What the exercise asks: From the entries that follow, gather each line holding the word "profiles".

<<<<

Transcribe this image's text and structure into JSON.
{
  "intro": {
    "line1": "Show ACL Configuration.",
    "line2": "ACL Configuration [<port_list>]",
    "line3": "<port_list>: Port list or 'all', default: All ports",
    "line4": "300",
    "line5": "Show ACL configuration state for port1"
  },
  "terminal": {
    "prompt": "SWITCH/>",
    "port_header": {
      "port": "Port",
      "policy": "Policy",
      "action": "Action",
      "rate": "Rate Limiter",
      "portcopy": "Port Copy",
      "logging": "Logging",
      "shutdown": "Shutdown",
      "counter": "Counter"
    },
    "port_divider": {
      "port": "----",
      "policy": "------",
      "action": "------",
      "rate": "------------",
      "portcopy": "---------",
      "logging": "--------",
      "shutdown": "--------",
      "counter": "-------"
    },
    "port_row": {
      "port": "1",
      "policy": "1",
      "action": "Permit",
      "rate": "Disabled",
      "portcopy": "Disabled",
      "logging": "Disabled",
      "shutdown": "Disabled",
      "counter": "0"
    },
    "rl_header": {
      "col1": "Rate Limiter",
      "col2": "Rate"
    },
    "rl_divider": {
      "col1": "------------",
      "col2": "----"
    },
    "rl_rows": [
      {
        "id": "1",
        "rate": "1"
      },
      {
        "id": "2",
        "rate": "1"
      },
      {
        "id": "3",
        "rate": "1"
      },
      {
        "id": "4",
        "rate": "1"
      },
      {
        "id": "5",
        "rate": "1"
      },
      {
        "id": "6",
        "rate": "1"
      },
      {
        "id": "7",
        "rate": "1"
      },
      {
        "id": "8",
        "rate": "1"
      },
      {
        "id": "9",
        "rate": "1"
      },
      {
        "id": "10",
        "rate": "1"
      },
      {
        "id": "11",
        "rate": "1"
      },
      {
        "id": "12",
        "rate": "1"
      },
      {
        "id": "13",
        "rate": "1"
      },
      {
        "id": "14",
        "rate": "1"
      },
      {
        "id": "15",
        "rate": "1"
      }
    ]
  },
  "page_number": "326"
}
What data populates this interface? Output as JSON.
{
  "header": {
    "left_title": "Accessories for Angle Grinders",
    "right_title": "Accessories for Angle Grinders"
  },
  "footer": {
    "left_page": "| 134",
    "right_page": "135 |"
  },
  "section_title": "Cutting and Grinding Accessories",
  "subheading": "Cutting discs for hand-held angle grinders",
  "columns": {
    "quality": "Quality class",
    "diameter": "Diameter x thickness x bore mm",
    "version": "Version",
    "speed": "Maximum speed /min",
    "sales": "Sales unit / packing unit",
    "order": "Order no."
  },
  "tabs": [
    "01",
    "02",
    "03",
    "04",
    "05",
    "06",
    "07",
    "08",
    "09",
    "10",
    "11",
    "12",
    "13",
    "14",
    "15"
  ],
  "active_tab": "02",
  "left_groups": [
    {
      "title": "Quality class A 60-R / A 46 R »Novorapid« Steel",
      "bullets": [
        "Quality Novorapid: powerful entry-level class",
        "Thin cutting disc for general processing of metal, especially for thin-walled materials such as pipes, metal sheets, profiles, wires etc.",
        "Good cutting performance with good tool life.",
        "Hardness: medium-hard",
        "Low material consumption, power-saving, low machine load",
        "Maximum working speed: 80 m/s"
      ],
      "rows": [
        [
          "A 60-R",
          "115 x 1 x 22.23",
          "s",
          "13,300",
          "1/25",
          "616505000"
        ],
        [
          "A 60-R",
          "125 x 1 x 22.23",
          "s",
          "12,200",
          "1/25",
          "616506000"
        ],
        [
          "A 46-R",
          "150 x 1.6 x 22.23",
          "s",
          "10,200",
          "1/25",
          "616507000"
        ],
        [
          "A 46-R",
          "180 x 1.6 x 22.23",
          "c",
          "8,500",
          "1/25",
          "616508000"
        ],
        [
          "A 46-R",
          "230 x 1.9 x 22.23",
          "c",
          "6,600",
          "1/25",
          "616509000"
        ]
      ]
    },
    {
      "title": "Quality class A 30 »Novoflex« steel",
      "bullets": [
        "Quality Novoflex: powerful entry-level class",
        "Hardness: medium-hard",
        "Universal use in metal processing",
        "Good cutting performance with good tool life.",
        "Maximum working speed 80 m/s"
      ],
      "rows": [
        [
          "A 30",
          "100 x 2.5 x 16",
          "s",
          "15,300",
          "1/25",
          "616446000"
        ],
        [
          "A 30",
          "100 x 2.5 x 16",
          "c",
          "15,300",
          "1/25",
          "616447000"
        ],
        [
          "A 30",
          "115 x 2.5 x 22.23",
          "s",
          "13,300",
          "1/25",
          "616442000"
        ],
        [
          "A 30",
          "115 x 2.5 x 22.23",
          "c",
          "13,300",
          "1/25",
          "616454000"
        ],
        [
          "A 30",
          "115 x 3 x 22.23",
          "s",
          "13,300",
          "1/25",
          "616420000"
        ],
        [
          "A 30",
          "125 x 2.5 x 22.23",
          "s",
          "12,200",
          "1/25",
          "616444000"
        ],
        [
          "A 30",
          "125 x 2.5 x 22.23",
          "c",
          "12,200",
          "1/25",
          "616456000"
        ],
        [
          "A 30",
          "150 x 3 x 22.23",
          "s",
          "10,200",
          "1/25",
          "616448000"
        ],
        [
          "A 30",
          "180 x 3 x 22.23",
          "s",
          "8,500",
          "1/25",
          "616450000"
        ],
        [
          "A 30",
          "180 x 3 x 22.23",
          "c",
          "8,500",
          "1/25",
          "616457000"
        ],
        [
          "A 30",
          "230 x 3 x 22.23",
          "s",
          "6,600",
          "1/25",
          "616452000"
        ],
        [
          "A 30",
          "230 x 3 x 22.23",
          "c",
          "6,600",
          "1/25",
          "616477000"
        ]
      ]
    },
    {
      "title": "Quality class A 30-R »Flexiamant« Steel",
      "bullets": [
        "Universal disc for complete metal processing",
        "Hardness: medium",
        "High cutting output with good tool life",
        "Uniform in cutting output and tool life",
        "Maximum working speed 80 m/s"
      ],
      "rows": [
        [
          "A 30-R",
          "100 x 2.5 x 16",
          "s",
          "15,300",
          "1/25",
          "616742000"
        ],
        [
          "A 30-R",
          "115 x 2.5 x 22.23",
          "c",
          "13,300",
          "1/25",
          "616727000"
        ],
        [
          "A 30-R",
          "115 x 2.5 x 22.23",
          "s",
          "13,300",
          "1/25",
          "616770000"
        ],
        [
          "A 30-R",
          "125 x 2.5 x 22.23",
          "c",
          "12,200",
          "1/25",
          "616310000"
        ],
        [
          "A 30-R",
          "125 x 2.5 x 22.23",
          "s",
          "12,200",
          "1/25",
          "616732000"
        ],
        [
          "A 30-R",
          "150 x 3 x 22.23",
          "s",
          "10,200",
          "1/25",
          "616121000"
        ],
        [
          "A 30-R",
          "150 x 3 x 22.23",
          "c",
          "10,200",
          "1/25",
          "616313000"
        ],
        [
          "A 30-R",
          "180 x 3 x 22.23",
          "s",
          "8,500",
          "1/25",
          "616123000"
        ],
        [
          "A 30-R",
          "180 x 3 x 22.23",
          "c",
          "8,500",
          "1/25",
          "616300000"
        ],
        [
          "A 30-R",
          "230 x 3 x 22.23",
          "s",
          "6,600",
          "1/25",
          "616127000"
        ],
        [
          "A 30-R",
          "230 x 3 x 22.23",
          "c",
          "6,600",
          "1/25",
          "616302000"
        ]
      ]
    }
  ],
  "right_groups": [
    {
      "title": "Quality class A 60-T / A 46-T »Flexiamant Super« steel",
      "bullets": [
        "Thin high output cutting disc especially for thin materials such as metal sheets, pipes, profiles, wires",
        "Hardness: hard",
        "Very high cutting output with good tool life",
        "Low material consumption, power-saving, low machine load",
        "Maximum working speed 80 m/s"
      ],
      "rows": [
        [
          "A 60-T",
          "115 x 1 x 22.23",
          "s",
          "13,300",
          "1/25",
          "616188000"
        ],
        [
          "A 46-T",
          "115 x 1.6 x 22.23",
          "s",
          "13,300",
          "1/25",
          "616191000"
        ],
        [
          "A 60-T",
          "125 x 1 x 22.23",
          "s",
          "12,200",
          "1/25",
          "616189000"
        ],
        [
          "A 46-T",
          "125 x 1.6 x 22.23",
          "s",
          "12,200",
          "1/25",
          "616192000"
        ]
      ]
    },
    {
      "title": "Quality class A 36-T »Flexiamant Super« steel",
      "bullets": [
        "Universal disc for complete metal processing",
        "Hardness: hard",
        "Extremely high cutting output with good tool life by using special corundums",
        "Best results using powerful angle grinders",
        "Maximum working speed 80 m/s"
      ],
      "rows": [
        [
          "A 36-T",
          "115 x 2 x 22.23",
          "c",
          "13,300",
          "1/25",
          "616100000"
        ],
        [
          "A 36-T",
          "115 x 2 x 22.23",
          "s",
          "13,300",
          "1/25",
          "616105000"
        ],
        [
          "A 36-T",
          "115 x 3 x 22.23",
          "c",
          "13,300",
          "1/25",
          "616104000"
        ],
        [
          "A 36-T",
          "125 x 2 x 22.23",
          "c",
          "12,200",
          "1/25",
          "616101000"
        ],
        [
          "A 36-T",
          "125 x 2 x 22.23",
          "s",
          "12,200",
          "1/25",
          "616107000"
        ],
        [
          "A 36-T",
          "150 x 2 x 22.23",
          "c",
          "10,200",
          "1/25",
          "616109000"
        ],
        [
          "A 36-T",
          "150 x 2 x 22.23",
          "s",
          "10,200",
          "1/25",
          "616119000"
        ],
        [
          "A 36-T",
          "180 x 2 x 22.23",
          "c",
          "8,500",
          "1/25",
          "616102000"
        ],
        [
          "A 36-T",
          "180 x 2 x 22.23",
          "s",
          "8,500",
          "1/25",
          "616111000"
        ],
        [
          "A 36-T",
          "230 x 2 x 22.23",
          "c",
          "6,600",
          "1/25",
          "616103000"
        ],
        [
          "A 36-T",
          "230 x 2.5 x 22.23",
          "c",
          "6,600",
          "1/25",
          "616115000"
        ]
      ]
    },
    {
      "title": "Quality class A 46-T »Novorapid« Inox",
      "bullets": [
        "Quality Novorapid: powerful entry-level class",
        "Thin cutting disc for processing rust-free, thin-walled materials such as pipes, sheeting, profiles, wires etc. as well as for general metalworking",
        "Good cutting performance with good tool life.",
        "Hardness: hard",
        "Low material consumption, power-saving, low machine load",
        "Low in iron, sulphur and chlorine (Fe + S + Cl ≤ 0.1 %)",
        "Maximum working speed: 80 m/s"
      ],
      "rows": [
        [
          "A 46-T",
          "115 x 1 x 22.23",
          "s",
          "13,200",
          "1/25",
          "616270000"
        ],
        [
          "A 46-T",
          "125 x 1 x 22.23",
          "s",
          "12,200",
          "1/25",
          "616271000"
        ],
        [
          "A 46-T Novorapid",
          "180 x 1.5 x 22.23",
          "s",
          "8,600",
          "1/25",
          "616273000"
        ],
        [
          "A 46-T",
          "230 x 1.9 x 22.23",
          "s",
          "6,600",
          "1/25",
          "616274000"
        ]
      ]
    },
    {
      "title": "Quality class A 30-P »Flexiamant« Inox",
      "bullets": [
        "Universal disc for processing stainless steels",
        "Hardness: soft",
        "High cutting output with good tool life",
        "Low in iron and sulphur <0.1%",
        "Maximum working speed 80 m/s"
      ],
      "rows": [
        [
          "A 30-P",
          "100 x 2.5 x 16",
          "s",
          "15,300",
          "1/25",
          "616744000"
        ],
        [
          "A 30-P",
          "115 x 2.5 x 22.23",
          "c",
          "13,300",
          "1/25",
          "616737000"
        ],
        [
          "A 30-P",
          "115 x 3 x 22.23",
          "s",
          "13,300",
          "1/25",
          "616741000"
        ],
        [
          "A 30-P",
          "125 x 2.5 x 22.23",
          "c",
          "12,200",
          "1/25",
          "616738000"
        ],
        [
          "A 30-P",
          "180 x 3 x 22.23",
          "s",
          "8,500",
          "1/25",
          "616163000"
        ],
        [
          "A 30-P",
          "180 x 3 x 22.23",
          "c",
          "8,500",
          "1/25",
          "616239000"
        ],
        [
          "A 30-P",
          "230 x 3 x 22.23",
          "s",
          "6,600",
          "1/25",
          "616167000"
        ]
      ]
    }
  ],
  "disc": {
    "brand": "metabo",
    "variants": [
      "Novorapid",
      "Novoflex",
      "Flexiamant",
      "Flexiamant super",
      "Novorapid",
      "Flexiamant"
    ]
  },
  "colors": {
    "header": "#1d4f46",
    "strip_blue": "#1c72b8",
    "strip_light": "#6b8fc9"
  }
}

>>>>

Result of this exercise:
        "Thin cutting disc for general processing of metal, especially for thin-walled materials such as pipes, metal sheets, profiles, wires etc.",
        "Thin high output cutting disc especially for thin materials such as metal sheets, pipes, profiles, wires",
        "Thin cutting disc for processing rust-free, thin-walled materials such as pipes, sheeting, profiles, wires etc. as well as for general metalworking",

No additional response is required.